(EXERCISE PROMPT)
Transcribe each entry below exactly. Pictures do not go in the copy.

(RECORDS FOR PROCESSING)
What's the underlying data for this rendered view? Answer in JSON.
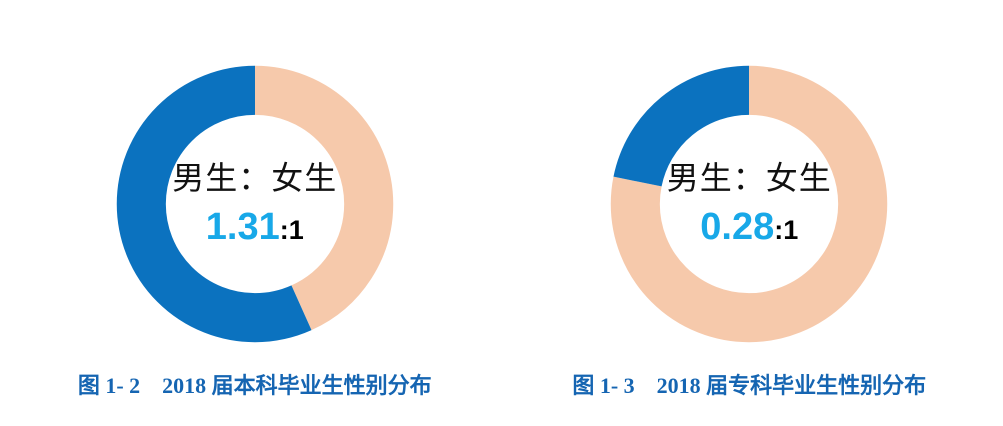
{
  "page": {
    "background_color": "#ffffff"
  },
  "colors": {
    "male_slice": "#0B72BF",
    "female_slice": "#F6C9AB",
    "ratio_value_text": "#18A8E8",
    "ratio_suffix_text": "#000000",
    "center_label_text": "#111111",
    "caption_text": "#1565B2"
  },
  "chart_data": [
    {
      "type": "pie",
      "subtype": "donut",
      "caption": "图 1- 2　2018 届本科毕业生性别分布",
      "center_label": "男生：女生",
      "center_value": "1.31",
      "center_value_suffix": ":1",
      "male_to_female_ratio": "1.31:1",
      "layout": {
        "start_position": "12-oclock",
        "direction": "clockwise",
        "inner_radius_frac": 0.645
      },
      "slices": [
        {
          "label": "女生",
          "value": 1.0,
          "color": "#F6C9AB",
          "start_deg": 0,
          "end_deg": 155.8
        },
        {
          "label": "男生",
          "value": 1.31,
          "color": "#0B72BF",
          "start_deg": 155.8,
          "end_deg": 360
        }
      ]
    },
    {
      "type": "pie",
      "subtype": "donut",
      "caption": "图 1- 3　2018 届专科毕业生性别分布",
      "center_label": "男生：女生",
      "center_value": "0.28",
      "center_value_suffix": ":1",
      "male_to_female_ratio": "0.28:1",
      "layout": {
        "start_position": "12-oclock",
        "direction": "clockwise",
        "inner_radius_frac": 0.645
      },
      "slices": [
        {
          "label": "女生",
          "value": 1.0,
          "color": "#F6C9AB",
          "start_deg": 0,
          "end_deg": 281.3
        },
        {
          "label": "男生",
          "value": 0.28,
          "color": "#0B72BF",
          "start_deg": 281.3,
          "end_deg": 360
        }
      ]
    }
  ]
}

(SOLUTION TO THE EXERCISE)
What's the underlying data for this rendered view? Answer in JSON.
{
  "page": {
    "background_color": "#ffffff"
  },
  "colors": {
    "male_slice": "#0B72BF",
    "female_slice": "#F6C9AB",
    "ratio_value_text": "#18A8E8",
    "ratio_suffix_text": "#000000",
    "center_label_text": "#111111",
    "caption_text": "#1565B2"
  },
  "chart_data": [
    {
      "type": "pie",
      "subtype": "donut",
      "caption": "图 1- 2　2018 届本科毕业生性别分布",
      "center_label": "男生：女生",
      "center_value": "1.31",
      "center_value_suffix": ":1",
      "male_to_female_ratio": "1.31:1",
      "layout": {
        "start_position": "12-oclock",
        "direction": "clockwise",
        "inner_radius_frac": 0.645
      },
      "slices": [
        {
          "label": "女生",
          "value": 1.0,
          "color": "#F6C9AB",
          "start_deg": 0,
          "end_deg": 155.8
        },
        {
          "label": "男生",
          "value": 1.31,
          "color": "#0B72BF",
          "start_deg": 155.8,
          "end_deg": 360
        }
      ]
    },
    {
      "type": "pie",
      "subtype": "donut",
      "caption": "图 1- 3　2018 届专科毕业生性别分布",
      "center_label": "男生：女生",
      "center_value": "0.28",
      "center_value_suffix": ":1",
      "male_to_female_ratio": "0.28:1",
      "layout": {
        "start_position": "12-oclock",
        "direction": "clockwise",
        "inner_radius_frac": 0.645
      },
      "slices": [
        {
          "label": "女生",
          "value": 1.0,
          "color": "#F6C9AB",
          "start_deg": 0,
          "end_deg": 281.3
        },
        {
          "label": "男生",
          "value": 0.28,
          "color": "#0B72BF",
          "start_deg": 281.3,
          "end_deg": 360
        }
      ]
    }
  ]
}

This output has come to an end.